● **TASK DETAILS**
Each record must be retyped in full. No character may differ.

● **RAW DATA**
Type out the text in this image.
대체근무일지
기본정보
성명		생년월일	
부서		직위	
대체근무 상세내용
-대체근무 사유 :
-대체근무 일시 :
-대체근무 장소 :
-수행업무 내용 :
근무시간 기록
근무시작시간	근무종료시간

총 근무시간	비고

● **TASK ANSWER**
Type out the text in this image.
대체근무일지
기본정보
성명		생년월일	
부서		직위	
대체근무 상세내용
-대체근무 사유 :
-대체근무 일시 :
-대체근무 장소 :
-수행업무 내용 :
근무시간 기록
근무시작시간	근무종료시간

총 근무시간	비고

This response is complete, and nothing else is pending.